__Set task__. Write out each entry, exactly the way it appears.

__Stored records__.
^^^^

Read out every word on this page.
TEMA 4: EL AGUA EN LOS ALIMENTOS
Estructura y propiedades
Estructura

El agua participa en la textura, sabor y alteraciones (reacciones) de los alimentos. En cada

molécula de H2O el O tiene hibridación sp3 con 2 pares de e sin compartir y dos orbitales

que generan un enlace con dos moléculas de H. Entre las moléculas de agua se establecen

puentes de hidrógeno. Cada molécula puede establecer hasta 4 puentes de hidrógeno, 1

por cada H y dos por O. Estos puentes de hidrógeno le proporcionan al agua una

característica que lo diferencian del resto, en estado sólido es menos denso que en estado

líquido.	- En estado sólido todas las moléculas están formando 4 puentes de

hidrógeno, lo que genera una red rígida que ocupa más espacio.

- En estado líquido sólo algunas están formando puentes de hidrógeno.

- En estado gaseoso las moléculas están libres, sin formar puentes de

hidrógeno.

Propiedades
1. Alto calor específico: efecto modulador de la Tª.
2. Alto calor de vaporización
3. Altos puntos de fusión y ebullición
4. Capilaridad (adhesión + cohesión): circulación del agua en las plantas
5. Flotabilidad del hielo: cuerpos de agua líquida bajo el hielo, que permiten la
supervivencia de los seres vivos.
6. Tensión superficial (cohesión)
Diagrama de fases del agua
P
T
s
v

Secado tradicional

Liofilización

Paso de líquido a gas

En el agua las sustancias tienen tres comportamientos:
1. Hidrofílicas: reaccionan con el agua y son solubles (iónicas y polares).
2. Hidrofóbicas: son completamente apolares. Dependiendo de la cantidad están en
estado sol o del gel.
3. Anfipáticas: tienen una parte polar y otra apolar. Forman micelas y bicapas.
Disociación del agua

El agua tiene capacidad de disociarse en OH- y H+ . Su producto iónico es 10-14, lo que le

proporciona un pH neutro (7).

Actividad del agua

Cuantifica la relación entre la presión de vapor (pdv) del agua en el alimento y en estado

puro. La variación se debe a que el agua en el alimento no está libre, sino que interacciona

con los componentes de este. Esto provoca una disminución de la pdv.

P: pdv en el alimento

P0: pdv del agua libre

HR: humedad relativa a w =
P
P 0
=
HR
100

^^^^

__Answer to this problem__.
Read out every word on this page.
TEMA 4: EL AGUA EN LOS ALIMENTOS
Estructura y propiedades
Estructura

El agua participa en la textura, sabor y alteraciones (reacciones) de los alimentos. En cada

molécula de H2O el O tiene hibridación sp3 con 2 pares de e sin compartir y dos orbitales

que generan un enlace con dos moléculas de H. Entre las moléculas de agua se establecen

puentes de hidrógeno. Cada molécula puede establecer hasta 4 puentes de hidrógeno, 1

por cada H y dos por O. Estos puentes de hidrógeno le proporcionan al agua una

característica que lo diferencian del resto, en estado sólido es menos denso que en estado

líquido.	- En estado sólido todas las moléculas están formando 4 puentes de

hidrógeno, lo que genera una red rígida que ocupa más espacio.

- En estado líquido sólo algunas están formando puentes de hidrógeno.

- En estado gaseoso las moléculas están libres, sin formar puentes de

hidrógeno.

Propiedades
1. Alto calor específico: efecto modulador de la Tª.
2. Alto calor de vaporización
3. Altos puntos de fusión y ebullición
4. Capilaridad (adhesión + cohesión): circulación del agua en las plantas
5. Flotabilidad del hielo: cuerpos de agua líquida bajo el hielo, que permiten la
supervivencia de los seres vivos.
6. Tensión superficial (cohesión)
Diagrama de fases del agua
P
T
s
v

Secado tradicional

Liofilización

Paso de líquido a gas

En el agua las sustancias tienen tres comportamientos:
1. Hidrofílicas: reaccionan con el agua y son solubles (iónicas y polares).
2. Hidrofóbicas: son completamente apolares. Dependiendo de la cantidad están en
estado sol o del gel.
3. Anfipáticas: tienen una parte polar y otra apolar. Forman micelas y bicapas.
Disociación del agua

El agua tiene capacidad de disociarse en OH- y H+ . Su producto iónico es 10-14, lo que le

proporciona un pH neutro (7).

Actividad del agua

Cuantifica la relación entre la presión de vapor (pdv) del agua en el alimento y en estado

puro. La variación se debe a que el agua en el alimento no está libre, sino que interacciona

con los componentes de este. Esto provoca una disminución de la pdv.

P: pdv en el alimento

P0: pdv del agua libre

HR: humedad relativa a w =
P
P 0
=
HR
100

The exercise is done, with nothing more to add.